● Do this
List each line of the data that holds the word "Output".

● Stored dataset items
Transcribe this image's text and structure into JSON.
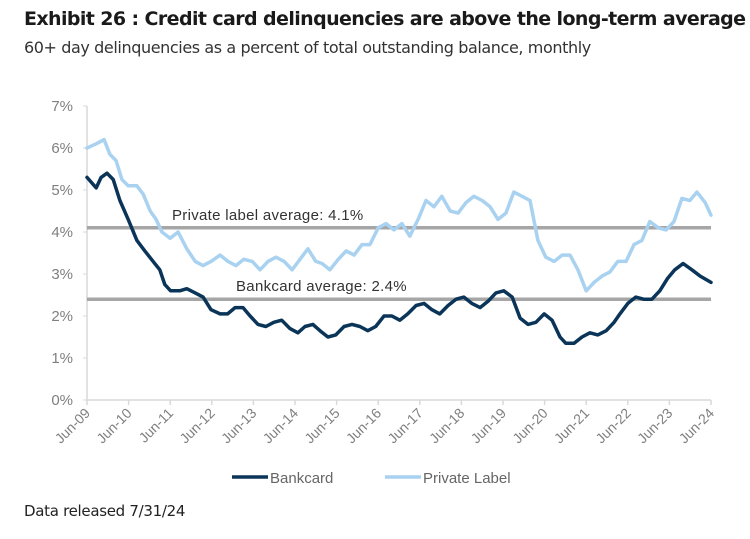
{
  "header": {
    "title": "Exhibit 26 : Credit card delinquencies are above the long-term average",
    "subtitle": "60+ day delinquencies as a percent of total outstanding balance, monthly"
  },
  "footer": {
    "note": "Data released 7/31/24"
  },
  "colors": {
    "bankcard": "#0b3558",
    "private_label": "#a9d2f0",
    "average_line": "#a6a6a6",
    "axis": "#d9d9d9"
  },
  "chart_data": {
    "type": "line",
    "title": "Exhibit 26 : Credit card delinquencies are above the long-term average",
    "subtitle": "60+ day delinquencies as a percent of total outstanding balance, monthly",
    "xlabel": "",
    "ylabel": "",
    "x_range": [
      2009.42,
      2024.42
    ],
    "ylim": [
      0,
      7
    ],
    "y_ticks": [
      "0%",
      "1%",
      "2%",
      "3%",
      "4%",
      "5%",
      "6%",
      "7%"
    ],
    "y_tick_values": [
      0,
      1,
      2,
      3,
      4,
      5,
      6,
      7
    ],
    "x_ticks": [
      "Jun-09",
      "Jun-10",
      "Jun-11",
      "Jun-12",
      "Jun-13",
      "Jun-14",
      "Jun-15",
      "Jun-16",
      "Jun-17",
      "Jun-18",
      "Jun-19",
      "Jun-20",
      "Jun-21",
      "Jun-22",
      "Jun-23",
      "Jun-24"
    ],
    "grid": false,
    "legend": "bottom",
    "reference_lines": [
      {
        "name": "Private label average",
        "value": 4.1,
        "label": "Private label average:  4.1%"
      },
      {
        "name": "Bankcard average",
        "value": 2.4,
        "label": "Bankcard average:  2.4%"
      }
    ],
    "series": [
      {
        "name": "Bankcard",
        "x_years": [
          0,
          0.22,
          0.34,
          0.48,
          0.63,
          0.79,
          0.99,
          1.2,
          1.39,
          1.59,
          1.75,
          1.87,
          2.01,
          2.23,
          2.4,
          2.6,
          2.79,
          2.98,
          3.2,
          3.38,
          3.56,
          3.75,
          3.92,
          4.11,
          4.3,
          4.49,
          4.68,
          4.88,
          5.07,
          5.24,
          5.43,
          5.6,
          5.79,
          5.98,
          6.18,
          6.37,
          6.56,
          6.75,
          6.94,
          7.14,
          7.33,
          7.52,
          7.71,
          7.91,
          8.1,
          8.29,
          8.48,
          8.68,
          8.87,
          9.06,
          9.25,
          9.45,
          9.64,
          9.83,
          10.02,
          10.22,
          10.41,
          10.6,
          10.79,
          10.99,
          11.18,
          11.37,
          11.51,
          11.71,
          11.9,
          12.09,
          12.28,
          12.48,
          12.67,
          12.81,
          13.0,
          13.19,
          13.38,
          13.58,
          13.77,
          13.96,
          14.13,
          14.33,
          14.54,
          14.74,
          15.0
        ],
        "values": [
          5.3,
          5.05,
          5.3,
          5.4,
          5.25,
          4.75,
          4.3,
          3.8,
          3.55,
          3.3,
          3.1,
          2.75,
          2.6,
          2.6,
          2.65,
          2.55,
          2.45,
          2.15,
          2.05,
          2.05,
          2.2,
          2.2,
          2.0,
          1.8,
          1.75,
          1.85,
          1.9,
          1.7,
          1.6,
          1.75,
          1.8,
          1.65,
          1.5,
          1.55,
          1.75,
          1.8,
          1.75,
          1.65,
          1.75,
          2.0,
          2.0,
          1.9,
          2.05,
          2.25,
          2.3,
          2.15,
          2.05,
          2.25,
          2.4,
          2.45,
          2.3,
          2.2,
          2.35,
          2.55,
          2.6,
          2.45,
          1.95,
          1.8,
          1.85,
          2.05,
          1.9,
          1.5,
          1.35,
          1.35,
          1.5,
          1.6,
          1.55,
          1.65,
          1.85,
          2.05,
          2.3,
          2.45,
          2.4,
          2.4,
          2.6,
          2.9,
          3.1,
          3.25,
          3.1,
          2.95,
          2.8
        ]
      },
      {
        "name": "Private Label",
        "x_years": [
          0,
          0.22,
          0.41,
          0.55,
          0.7,
          0.84,
          0.99,
          1.2,
          1.35,
          1.52,
          1.66,
          1.8,
          2.0,
          2.19,
          2.4,
          2.6,
          2.79,
          2.98,
          3.2,
          3.39,
          3.58,
          3.77,
          3.97,
          4.16,
          4.35,
          4.54,
          4.74,
          4.93,
          5.12,
          5.31,
          5.5,
          5.65,
          5.84,
          6.04,
          6.23,
          6.42,
          6.61,
          6.8,
          7.0,
          7.19,
          7.38,
          7.57,
          7.76,
          7.96,
          8.15,
          8.34,
          8.53,
          8.73,
          8.92,
          9.11,
          9.3,
          9.5,
          9.69,
          9.88,
          10.07,
          10.26,
          10.46,
          10.65,
          10.84,
          11.03,
          11.23,
          11.42,
          11.61,
          11.8,
          12.0,
          12.19,
          12.38,
          12.57,
          12.76,
          12.96,
          13.15,
          13.34,
          13.53,
          13.73,
          13.92,
          14.11,
          14.3,
          14.49,
          14.66,
          14.86,
          15.0
        ],
        "values": [
          6.0,
          6.1,
          6.2,
          5.85,
          5.7,
          5.25,
          5.1,
          5.1,
          4.9,
          4.5,
          4.3,
          4.0,
          3.85,
          4.0,
          3.6,
          3.3,
          3.2,
          3.3,
          3.45,
          3.3,
          3.2,
          3.35,
          3.3,
          3.1,
          3.3,
          3.4,
          3.3,
          3.1,
          3.35,
          3.6,
          3.3,
          3.25,
          3.1,
          3.35,
          3.55,
          3.45,
          3.7,
          3.7,
          4.1,
          4.2,
          4.05,
          4.2,
          3.9,
          4.3,
          4.75,
          4.6,
          4.85,
          4.5,
          4.45,
          4.7,
          4.85,
          4.75,
          4.6,
          4.3,
          4.45,
          4.95,
          4.85,
          4.75,
          3.8,
          3.4,
          3.3,
          3.45,
          3.45,
          3.1,
          2.6,
          2.8,
          2.95,
          3.05,
          3.3,
          3.3,
          3.7,
          3.8,
          4.25,
          4.1,
          4.05,
          4.25,
          4.8,
          4.75,
          4.95,
          4.7,
          4.4
        ]
      }
    ]
  }
}
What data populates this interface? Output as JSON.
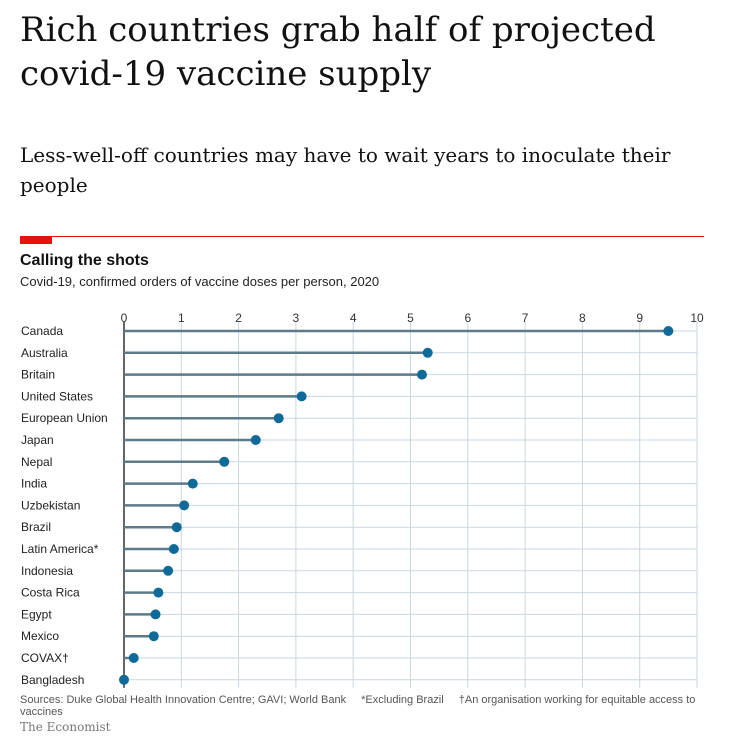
{
  "headline": "Rich countries grab half of projected covid-19 vaccine supply",
  "standfirst": "Less-well-off countries may have to wait years to inoculate their people",
  "chart_data": {
    "type": "lollipop",
    "title": "Calling the shots",
    "subtitle": "Covid-19, confirmed orders of vaccine doses per person, 2020",
    "xlim": [
      0,
      10
    ],
    "ticks": [
      0,
      1,
      2,
      3,
      4,
      5,
      6,
      7,
      8,
      9,
      10
    ],
    "grid": true,
    "categories": [
      "Canada",
      "Australia",
      "Britain",
      "United States",
      "European Union",
      "Japan",
      "Nepal",
      "India",
      "Uzbekistan",
      "Brazil",
      "Latin America*",
      "Indonesia",
      "Costa Rica",
      "Egypt",
      "Mexico",
      "COVAX†",
      "Bangladesh"
    ],
    "values": [
      9.5,
      5.3,
      5.2,
      3.1,
      2.7,
      2.3,
      1.75,
      1.2,
      1.05,
      0.92,
      0.87,
      0.77,
      0.6,
      0.55,
      0.52,
      0.17,
      0
    ],
    "colors": {
      "dot": "#0f6a99",
      "stem": "#5b7a8a",
      "grid": "#c9d7e0",
      "accent": "#e3120b"
    }
  },
  "footer": {
    "sources": "Sources: Duke Global Health Innovation Centre; GAVI; World Bank",
    "note1": "*Excluding Brazil",
    "note2": "†An organisation working for equitable access to vaccines"
  },
  "brand": "The Economist"
}
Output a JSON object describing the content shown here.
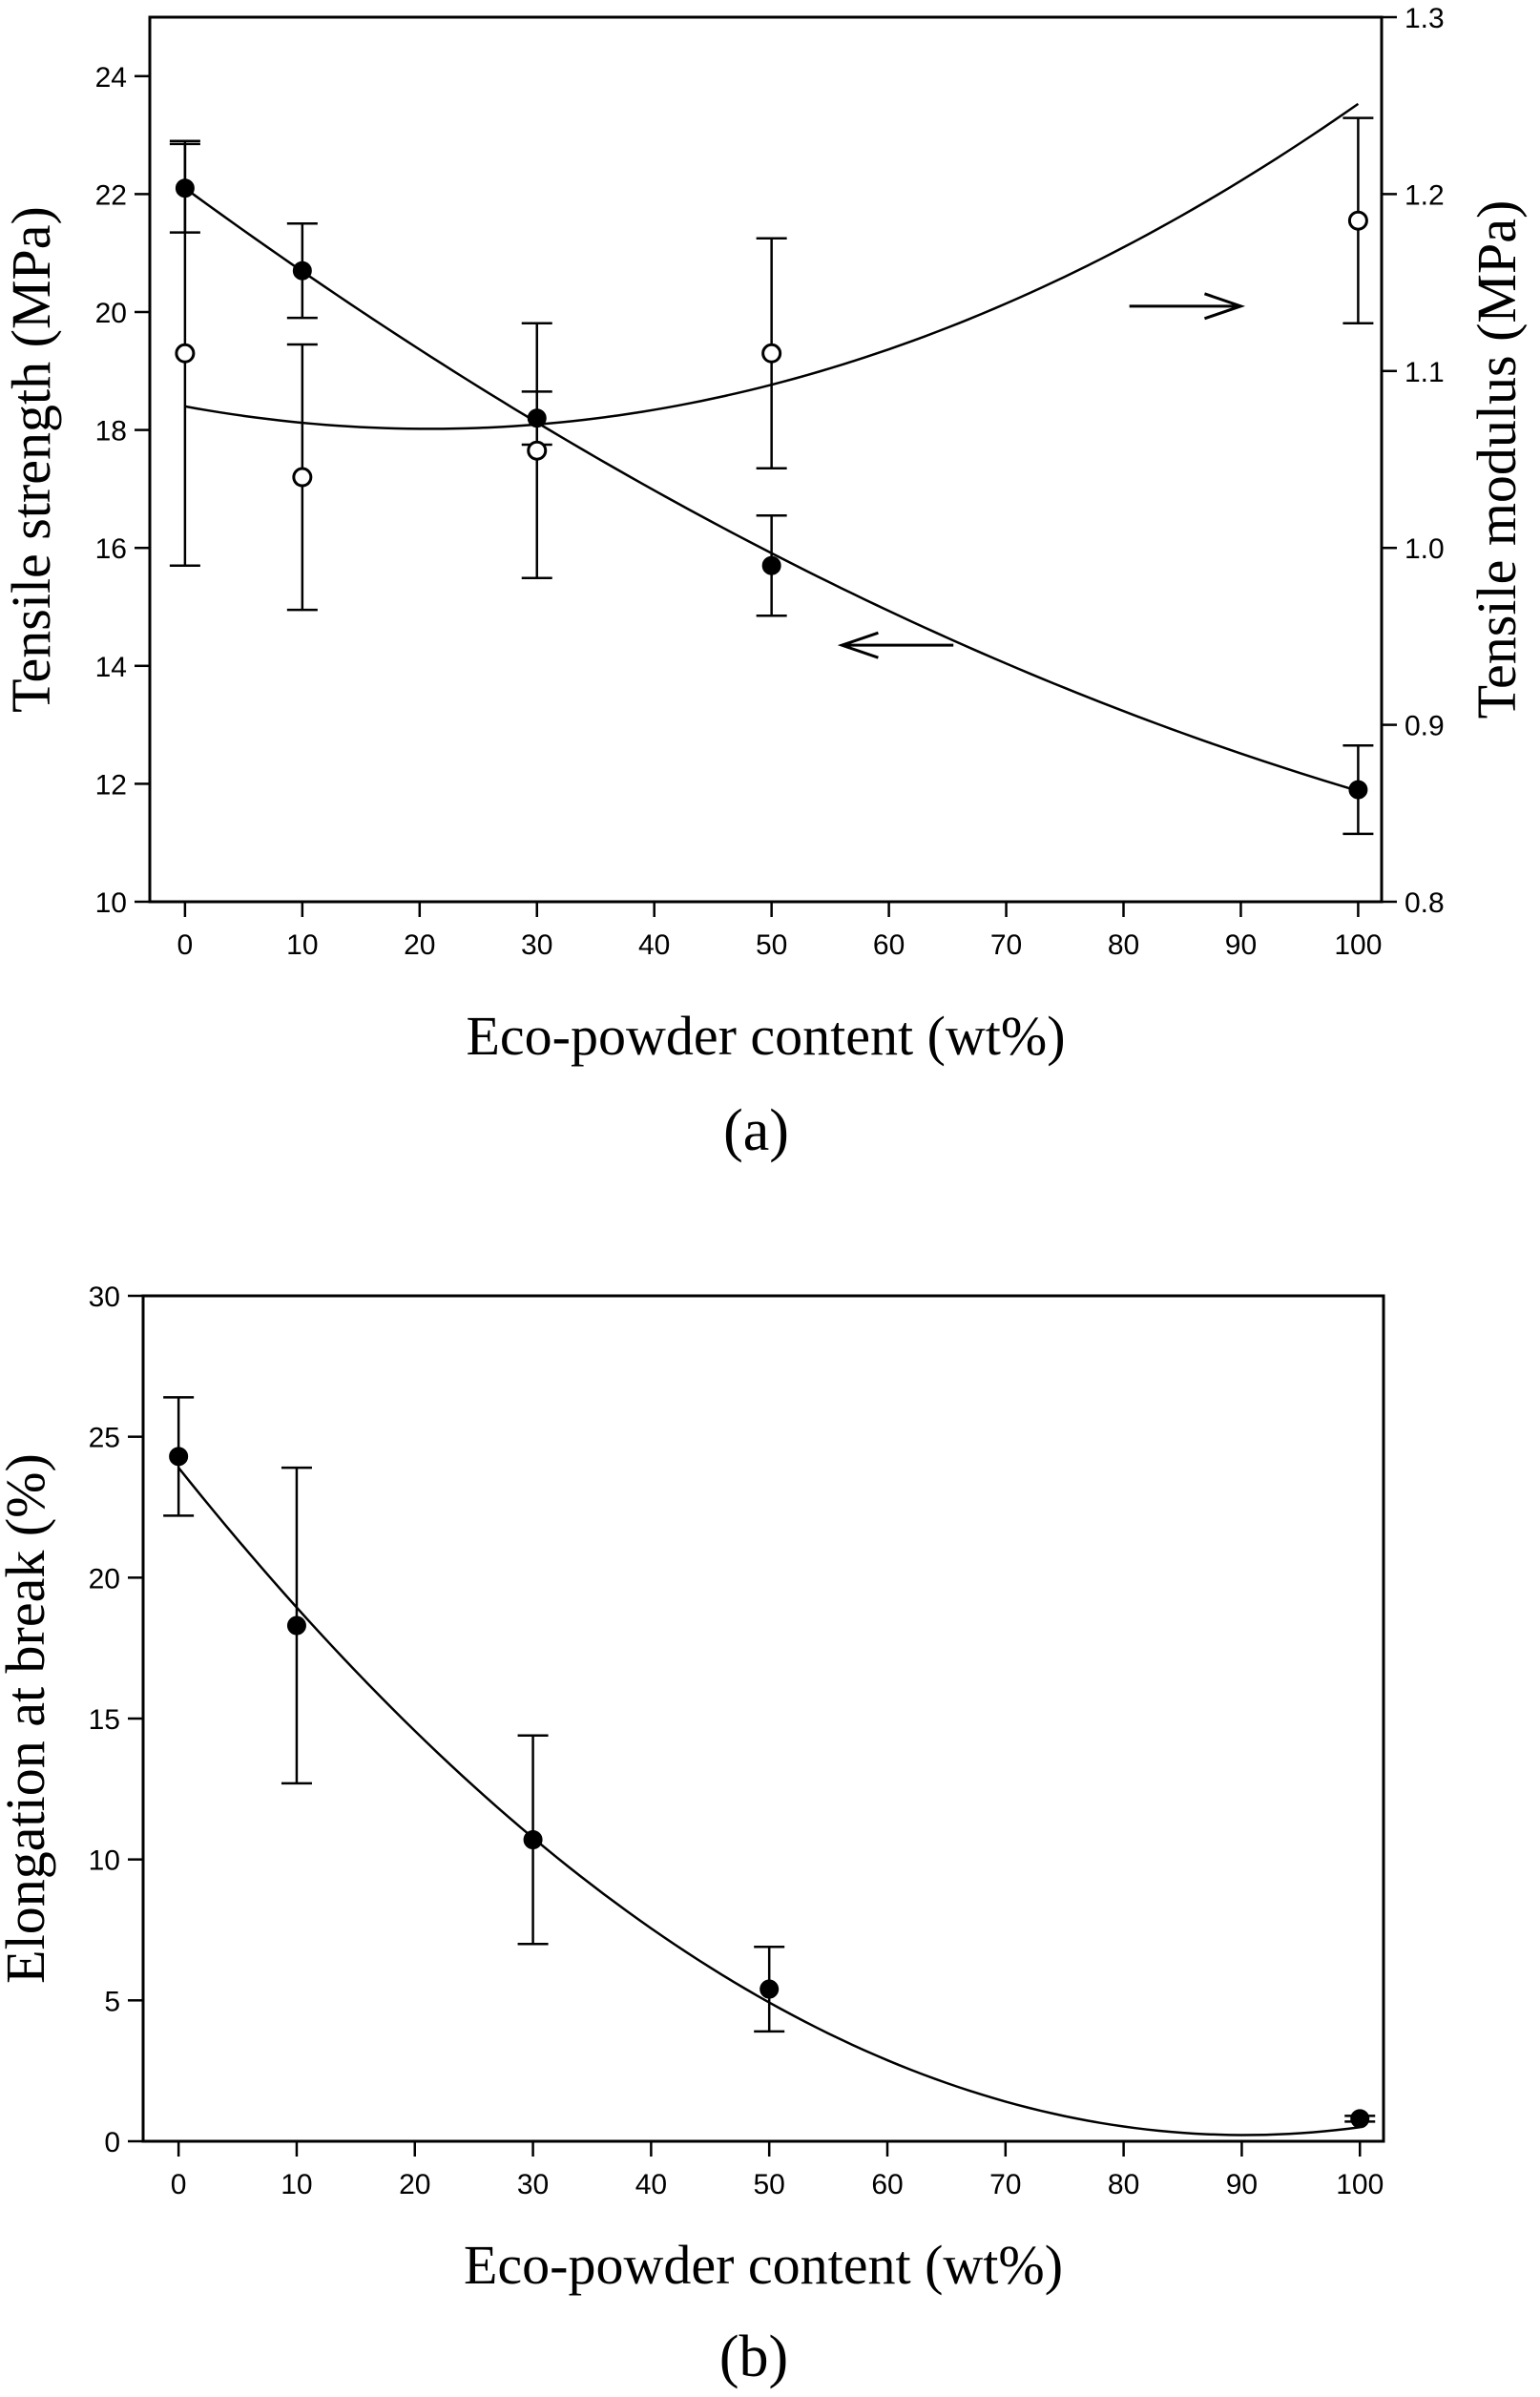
{
  "chart_data": [
    {
      "panel": "(a)",
      "type": "scatter",
      "xlabel": "Eco-powder content (wt%)",
      "xlim": [
        -3,
        102
      ],
      "xticks": [
        0,
        10,
        20,
        30,
        40,
        50,
        60,
        70,
        80,
        90,
        100
      ],
      "ylabel": "Tensile strength (MPa)",
      "ylim": [
        10,
        25
      ],
      "yticks": [
        10,
        12,
        14,
        16,
        18,
        20,
        22,
        24
      ],
      "y2label": "Tensile modulus (MPa)",
      "y2lim": [
        0.8,
        1.3
      ],
      "y2ticks": [
        "0.8",
        "0.9",
        "1.0",
        "1.1",
        "1.2",
        "1.3"
      ],
      "grid": false,
      "series": [
        {
          "marker": "filled-circle",
          "axis": "left",
          "x": [
            0,
            10,
            30,
            50,
            100
          ],
          "y": [
            22.1,
            20.7,
            18.2,
            15.7,
            11.9
          ],
          "error": [
            0.75,
            0.8,
            0.45,
            0.85,
            0.75
          ],
          "fit": [
            22.1,
            -0.1454,
            0.000432
          ]
        },
        {
          "marker": "open-circle",
          "axis": "right",
          "x": [
            0,
            10,
            30,
            50,
            100
          ],
          "y": [
            1.11,
            1.04,
            1.055,
            1.11,
            1.185
          ],
          "error": [
            0.12,
            0.075,
            0.072,
            0.065,
            0.058
          ],
          "fit": [
            1.08,
            -0.00122,
            2.93e-05
          ]
        }
      ]
    },
    {
      "panel": "(b)",
      "type": "scatter",
      "xlabel": "Eco-powder content (wt%)",
      "xlim": [
        -3,
        102
      ],
      "xticks": [
        0,
        10,
        20,
        30,
        40,
        50,
        60,
        70,
        80,
        90,
        100
      ],
      "ylabel": "Elongation at break (%)",
      "ylim": [
        0,
        30
      ],
      "yticks": [
        0,
        5,
        10,
        15,
        20,
        25,
        30
      ],
      "grid": false,
      "series": [
        {
          "marker": "filled-circle",
          "axis": "left",
          "x": [
            0,
            10,
            30,
            50,
            100
          ],
          "y": [
            24.3,
            18.3,
            10.7,
            5.4,
            0.8
          ],
          "error": [
            2.1,
            5.6,
            3.7,
            1.5,
            0.1
          ],
          "fit": [
            23.9,
            -0.525,
            0.00291
          ]
        }
      ]
    }
  ]
}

● Answer below
What data populates this interface? Output as JSON.
Output a JSON object describing the content shown here.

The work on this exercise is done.